# Kutipan Teks:
Kamis, 07 April 2016

Determined Self


Seorang sepupuku mengajakku menulis. Well, sebenarnya sudah banyak yang menyuruhku menulis sesuatu. Tapi aku tidak tau apa yang mesti kutulis. Karna kejadian itu, aku berpikir lagi. Dan aku menyadari bahwa ketika aku menulis aku menjadi diriku sendiri. Karena itulah aku mulai menulis lagi setelah beberapa lama asyik menikmati tulisan orang lain. Meski begitu aku masih terus berpikir apakah menulis benar-benar sesuatu yang perlu kulakukan. Apapun, aku memutuskan untuk memberi nyawa lagi pada tempat ini. Aku merasa Levi kembali lagi!

Kemarin seorang teman mengatakan sesuatu yang sangat kutakutkan. Ada beberapa hal di dunia ini yang kenyataannya sulit kuterima. Salah satunya adalah membohongi diriku sendiri. Nino bilang kita bisa membohongi orang lain tapi kita tidak bisa membohongi diri sendiri. Lagi pula “membohongi diri sendiri” adalah kalimat yang tidak masuk akal. Lucu sekali. Kemungkinannya ada dua, dia salah atau dia benar. Tapi sekeras apapun aku berpikir, jawabannya tidak muncul.

# Bahan:

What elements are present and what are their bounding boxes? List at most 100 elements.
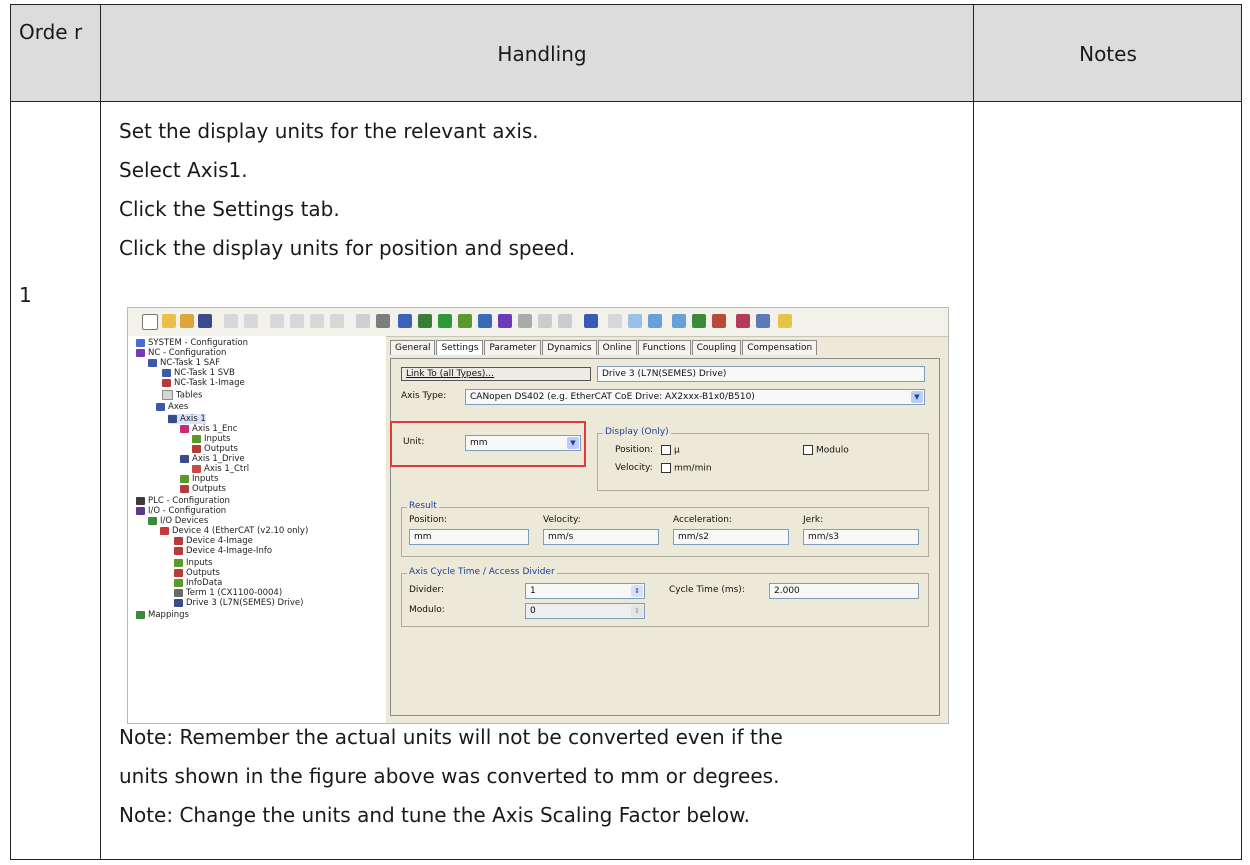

# Tugas Anda:
A. Apakah setiap pernyataan berikut sesuai dengan tulisan tentang menulis? Jawab ya atau tidak dan sertakan kutipan persis dari tulisan itu yang menjadi penentunya.
(i) Seorang sepupu mengajak penulis untuk menulis.
(ii) Menurut Nino, kita bisa membohongi diri sendiri.
(iii) Penulis sudah menemukan jawaban atas pertanyaannya.
B. Bisakah Anda menulis ulang bagian tulisan tentang menulis yang dimulai dari "Seorang sepupuku mengajakku" dan berakhir pada "Levi kembali lagi!", dengan mengganti "sepupuku" menjadi "sahabatku"?
C. Bagaimana kelanjutan tulisan tentang menulis setelah kalimat terakhirnya? Tuliskan lanjutannya.

# Hasil Latihan:
A.
(i) Ya: "Seorang sepupuku mengajakku menulis."
(ii) Tidak: "Nino bilang kita bisa membohongi orang lain tapi kita tidak bisa membohongi diri sendiri."
(iii) Tidak: "Tapi sekeras apapun aku berpikir, jawabannya tidak muncul."

B.
Seorang sahabatku mengajakku menulis. Well, sebenarnya sudah banyak yang menyuruhku menulis sesuatu. Tapi aku tidak tau apa yang mesti kutulis. Karna kejadian itu, aku berpikir lagi. Dan aku menyadari bahwa ketika aku menulis aku menjadi diriku sendiri. Karena itulah aku mulai menulis lagi setelah beberapa lama asyik menikmati tulisan orang lain. Meski begitu aku masih terus berpikir apakah menulis benar-benar sesuatu yang perlu kulakukan. Apapun, aku memutuskan untuk memberi nyawa lagi pada tempat ini. Aku merasa Levi kembali lagi!

C.
Aku sering sekali berteriak manusia tidak akan pernah bisa memahami satu sama lain, dan aku percaya itu, sampai kapan pun aku percaya. Tapi ada sesuatu yang harus kita lakukan untuk membuat hidup ini lebih mudah dijalani sesulit apapun perjalanannya. Dan itu adalah merubah cara berpikir kita. Itu lucu. Darimana pikiran ini diadakan? Bagaimana aku terdiri dari aku aku lainnya? Bagaimana aku bisa terdiri lebih dari satu? Apapun, tidak ada salahnya mencoba. Dan sepertinya aku lumayan berhasil.

Aku telah belajar sedikit cara agar hidup ini lebih mudah dijalani bahkan oleh orang sepertiku. Dan Nino adalah salah satu pengaruh terbesarnya. Benar, salah satu.

Dengar, jika aku berpikir bahwa aku melakukan A karna B, atau motivasiku melakukan A adalah B, itu artinya aku telah memilih untuk menutup kemungkinan lain. Tapi otak manusia terlalu rumit untuk dijelaskan semacam itu. Ada alasan yang mungkin lebih kompleks dari itu yang menjelaskan kenapa manusia memilih untuk melakukan sesuatu. Aku tau itu. Tapi aku memilih untuk mengontrol pikiranku, bukannya membiarkan diriku dikontrol olehku (lihat bagaimana aku terdiri dari banyak elemen!). tapi yang terjadi adalah lebih kompleks daripada itu. Bukankah dua elemen diriku itu saling mempengaruhi? Aku tak tau dengan teori apa hal itu bisa dijelaskan, tapi itu benar, kita tidak akan bisa lari dari pengaruh diri kita sendiri.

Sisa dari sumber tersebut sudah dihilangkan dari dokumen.